● **Set task**: Look through the listing for the word "deliveries". Copy each line that has it.

● **Dataset records**:
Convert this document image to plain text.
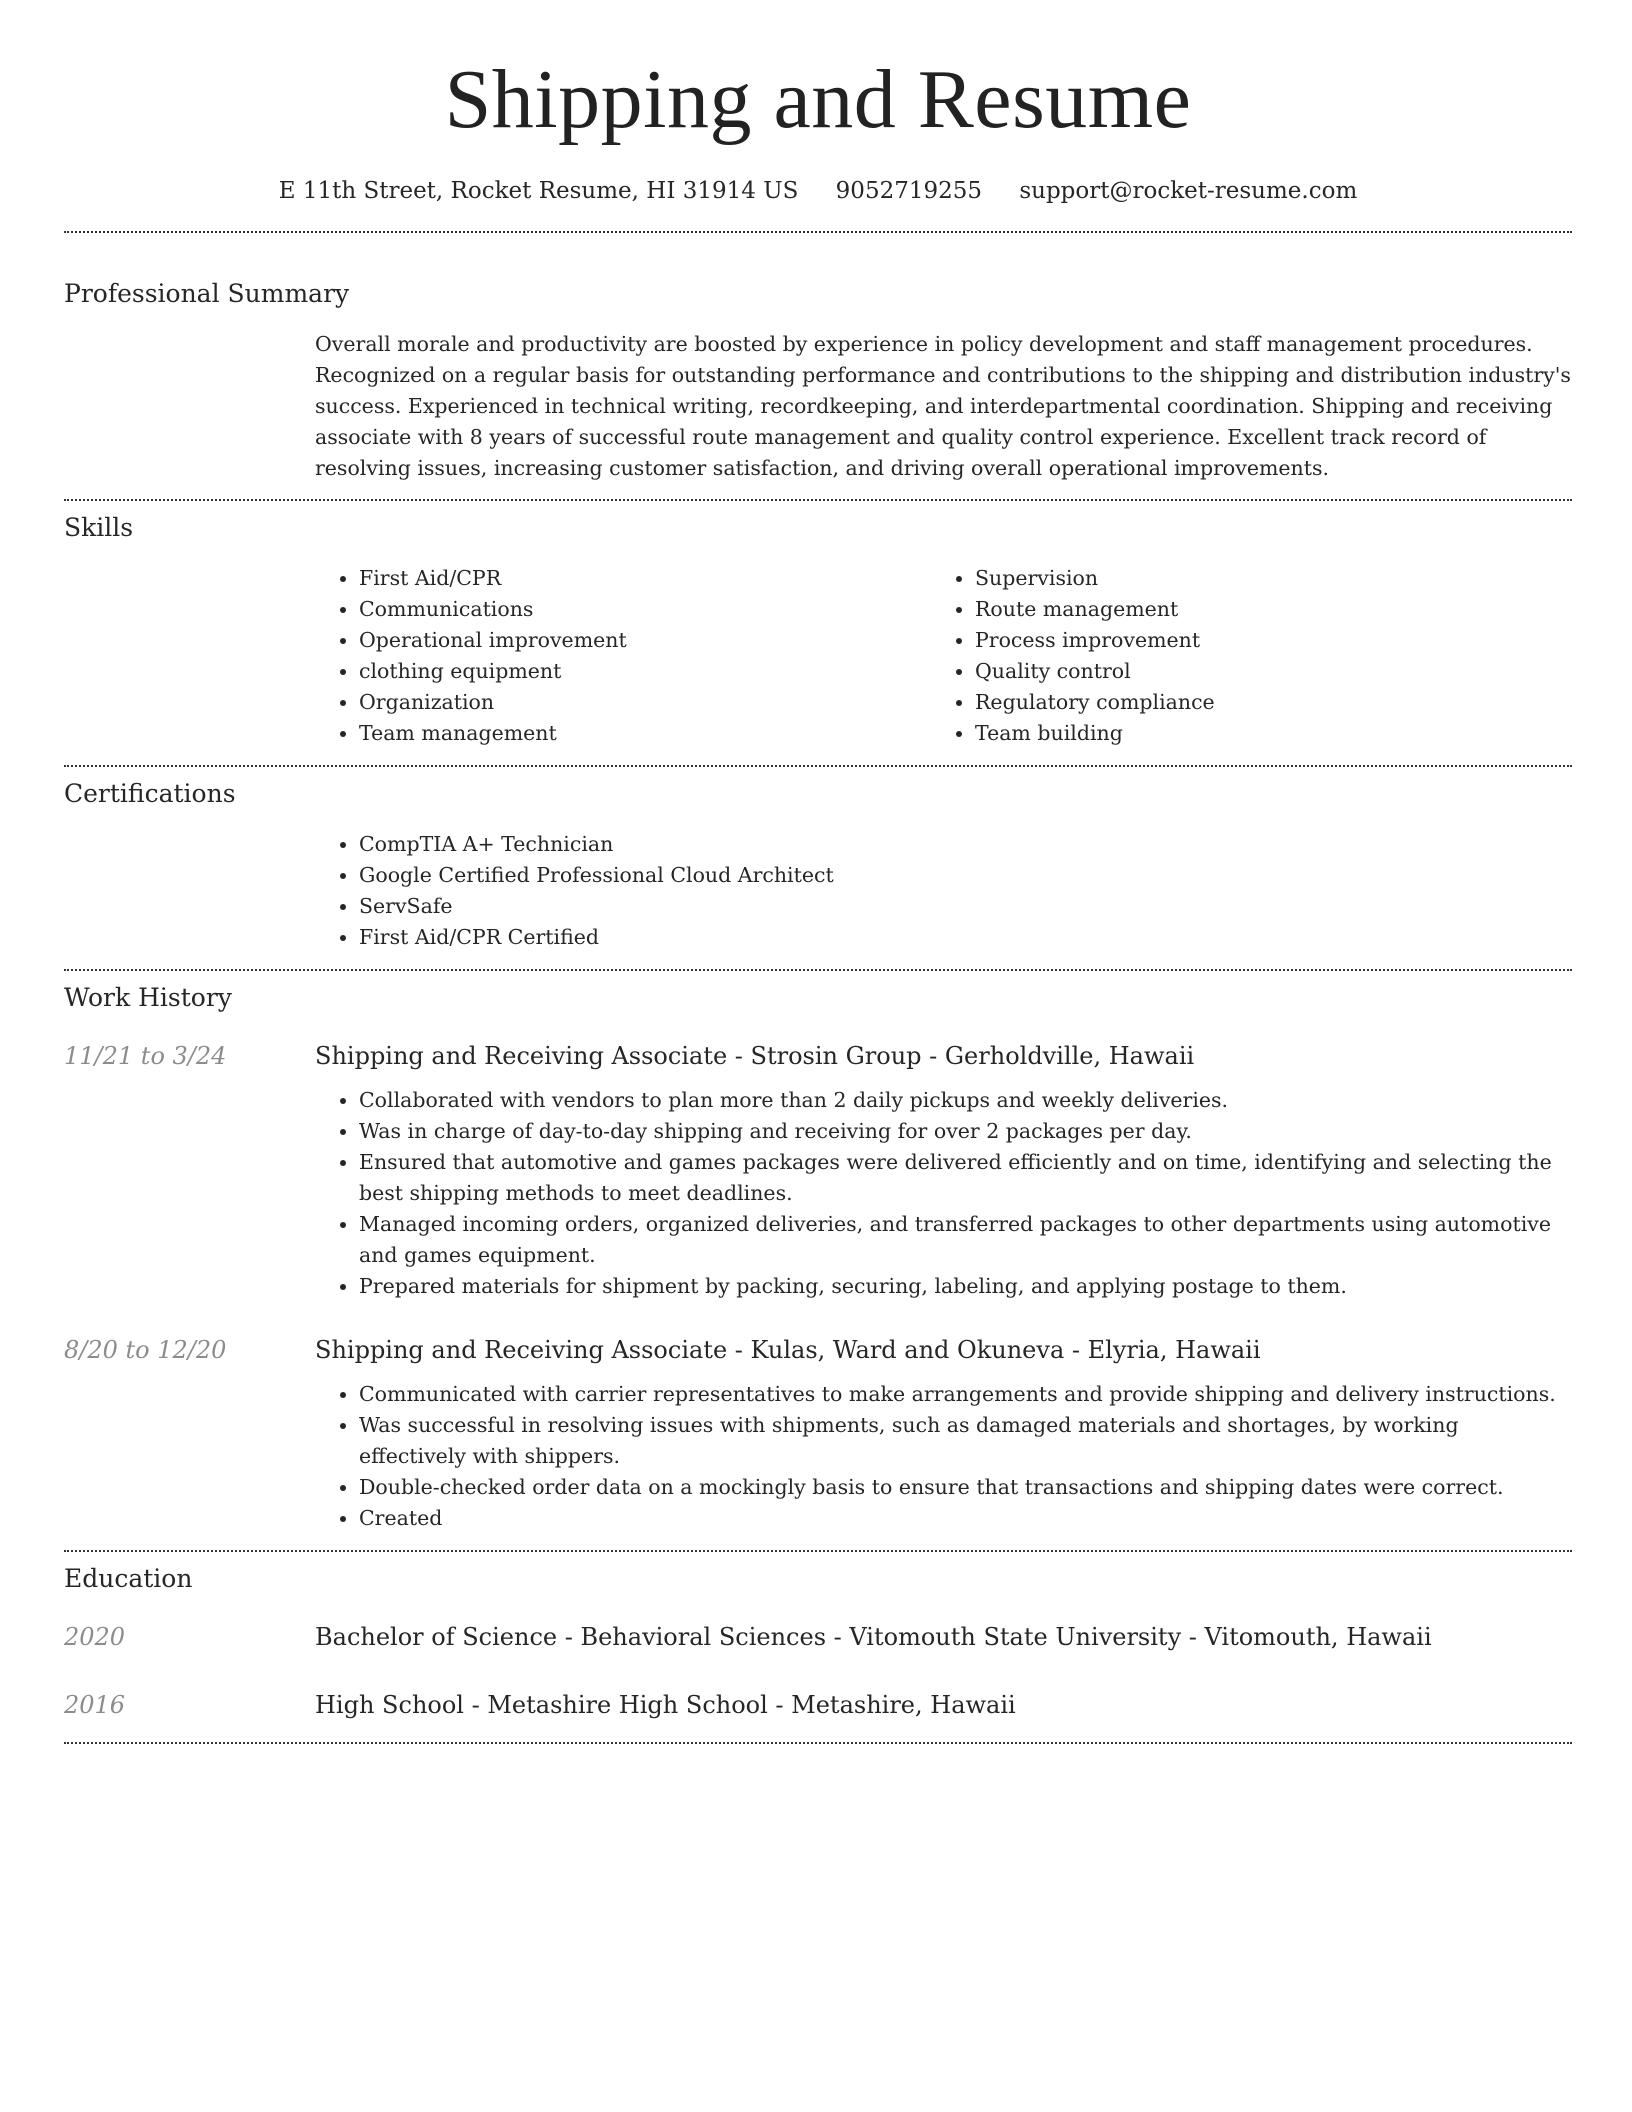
Shipping and Resume
E 11th Street, Rocket Resume, HI 31914 US 9052719255 support@rocket-resume.com
Professional Summary

Overall morale and productivity are boosted by experience in policy development and staff management procedures. Recognized on a regular basis for outstanding performance and contributions to the shipping and distribution industry's success. Experienced in technical writing, recordkeeping, and interdepartmental coordination. Shipping and receiving associate with 8 years of successful route management and quality control experience. Excellent track record of resolving issues, increasing customer satisfaction, and driving overall operational improvements.

Skills
• First Aid/CPR
• Communications
• Operational improvement
• clothing equipment
• Organization
• Team management
• Supervision
• Route management
• Process improvement
• Quality control
• Regulatory compliance
• Team building
Certifications
• CompTIA A+ Technician
• Google Certified Professional Cloud Architect
• ServSafe
• First Aid/CPR Certified
Work History
11/21 to 3/24	Shipping and Receiving Associate - Strosin Group - Gerholdville, Hawaii
• Collaborated with vendors to plan more than 2 daily pickups and weekly deliveries.
• Was in charge of day-to-day shipping and receiving for over 2 packages per day.
• Ensured that automotive and games packages were delivered efficiently and on time, identifying and selecting the best shipping methods to meet deadlines.
• Managed incoming orders, organized deliveries, and transferred packages to other departments using automotive and games equipment.
• Prepared materials for shipment by packing, securing, labeling, and applying postage to them.
8/20 to 12/20	Shipping and Receiving Associate - Kulas, Ward and Okuneva - Elyria, Hawaii
• Communicated with carrier representatives to make arrangements and provide shipping and delivery instructions.
• Was successful in resolving issues with shipments, such as damaged materials and shortages, by working effectively with shippers.
• Double-checked order data on a mockingly basis to ensure that transactions and shipping dates were correct.
• Created
Education
2020	Bachelor of Science - Behavioral Sciences - Vitomouth State University - Vitomouth, Hawaii
2016	High School - Metashire High School - Metashire, Hawaii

● **Full solution**:
• Collaborated with vendors to plan more than 2 daily pickups and weekly deliveries.
• Managed incoming orders, organized deliveries, and transferred packages to other departments using automotive and games equipment.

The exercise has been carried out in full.